Source text ->
In January of 2000, the Tribe unilaterally terminated its agreements with KAR. Approximately one year later, KAR submitted a demand for arbitration to the American Arbitration Association and served a copy upon the Tribe. The Tribe refused to submit to arbitration on the ground that the entire Development Agreement, and therefore the arbitration clause, is void under the Indian Gaming Regulatory Act of 1988 (IGRA), 25 U.S.C. §§ 2701-21, because the Agreement was never approved by the Chairman of NIGC. IGRA and its related regulations provide that any Indian gaming management contract, or any agreement collateral to a management contract, is void until approved by the Chairman of NIGC. See 25 U.S.C. § 2711(a)(1) and (3); 25 C.F.R. § 538.7.

B. Procedural background

In March of 2002, the Tribe filed this action in the district court, seeking a declaratory judgment and injunctive relief. KAR filed a counterclaim to require the Tribe to submit to arbitration. Both parties filed motions for summary judgment. The district court granted the Tribe’s motion and denied KAR’s. This timely appeal by KAR followed.

II. ANALYSIS

A. Standard of review

The Development Agreement in the present case involves interstate commerce and therefore falls within the ambit of the Federal Arbitration Act (FAA), 9 U.S.C. §§ 1-14. “This court reviews de novo a district court’s ruling on whether to compel arbitration pursuant to the FAA.” Burden v. Check Into Cash, 267 F.3d 483, 485 (6th Cir.2001). “Under the FAA, a district court’s consideration of a motion to compel arbitration is limited to determining whether the parties entered into a valid agreement to arbitrate, and does not reach the merits of the parties’ claims.” Id.

*515B. Enforceability of the arbitration provision

In Great Earth Companies, Inc. v. Simons, 288 F.3d 878 (6th Cir.2002), this court explained the application of Section 4 of the FAA, 9 U.S.C. § 4, as follows:

Section 4 of the FAA sets forth the procedure to be followed by the district court when presented with a petition to compel arbitration. That section provides, in relevant part, that
[a] party aggrieved by the ... refusal of another to arbitrate under a written agreement for arbitration may petition any United States district court ... for an order directing that such arbitration proceed in the manner provided for in such agreement.... The court shall hear the parties, and upon being satisfied that the making of the agreement for arbitration or the failure to comply therewith is not in issue, the court shall make an order directing the parties to proceed to arbitration in accordance . with the terms of the agreement.... If the making of the arbitration agreement ... be in issue, the court shall proceed summarily to the trial thereof....
* * ‡ íJí :}c *
The Supreme Court has explained that in deciding whether a. valid agreement to arbitrate exists, district courts may consider only claims concerning the validity of the arbitration clause itself, as opposed to challenges to the validity of the contract as a whole:
[I]f the claim is fraud in the inducement of the arbitration clause itself— an issue which goes to the ‘making’ of the agreement to arbitrate — the federal court may proceed to adjudicate it. But the statutory language [of the FAA] does not permit the federal court to consider claims of fraud in
the inducement of the contract generally. •
Prima Paint Corp. v. Flood & Conklin Mfg. Co., 388 U.S. 395, 403-04, 87 S.Ct. 1801, 18 L.Ed.2d 1270 (1967). Once the district court determines that a valid agreement to arbitrate exists, challenges to other distinct parts of the contract are to be resolved by the arbitrator. Id.

Available data ->

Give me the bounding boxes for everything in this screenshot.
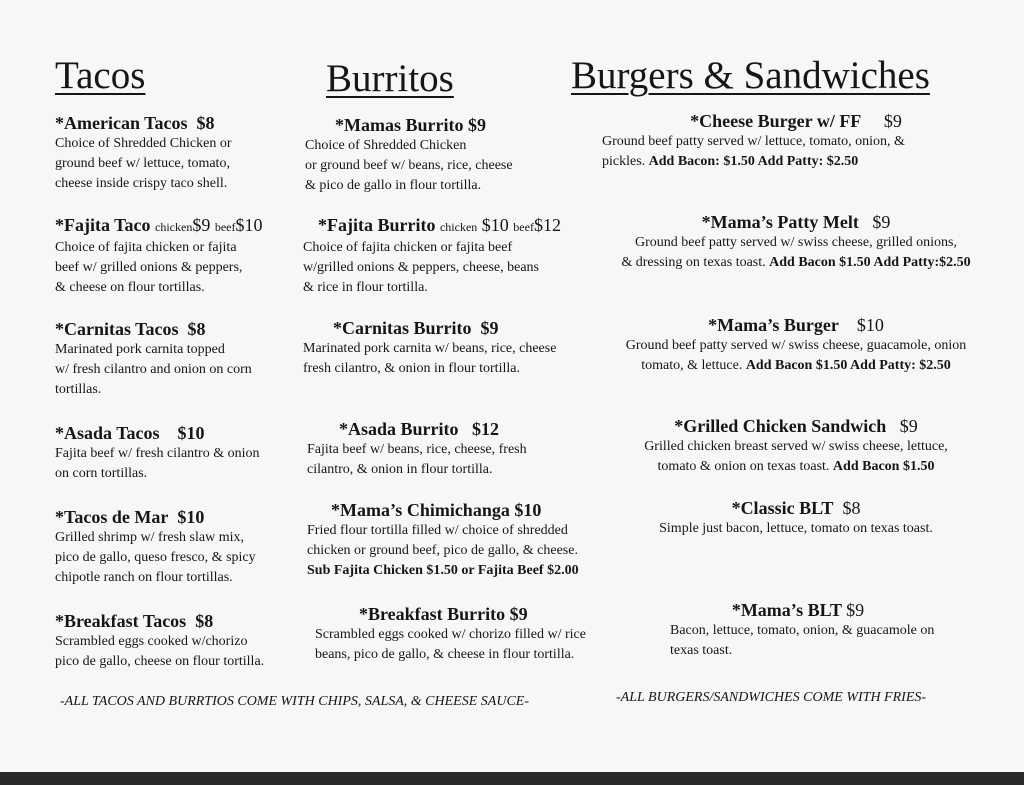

Exercise requirements ->
a - Shorten the paragraph of the court opinion that begins "In March of 2002, the Tribe filed this action," keeping its main facts.
b - Based on the court opinion, answer yes or no for each statement and quote the words that decide it. (i) KAR demanded arbitration about a year after the Tribe ended its agreements with KAR. (ii) The district court granted KAR's motion for summary judgment. (iii) Under the FAA, a district court ruling on a motion to compel arbitration reaches the merits of the parties' claims.
c - Transcribe the part of the court opinion starting with "In March of" and going on through "by KAR followed.".
The lines have no connection to the court opinion.

Answers to each task ->
a - In March 2002 the Tribe sued in district court for a declaratory judgment and injunctive relief. KAR counterclaimed to compel arbitration. Both sides moved for summary judgment, and the court granted the Tribe's motion and denied KAR's. KAR then filed a timely appeal.

b -
(i) Yes: "Approximately one year later, KAR submitted a demand for arbitration to the American Arbitration Association"
(ii) No: "The district court granted the Tribe’s motion and denied KAR’s."
(iii) No: "does not reach the merits of the parties’ claims."

c -
In March of 2002, the Tribe filed this action in the district court, seeking a declaratory judgment and injunctive relief. KAR filed a counterclaim to require the Tribe to submit to arbitration. Both parties filed motions for summary judgment. The district court granted the Tribe’s motion and denied KAR’s. This timely appeal by KAR followed.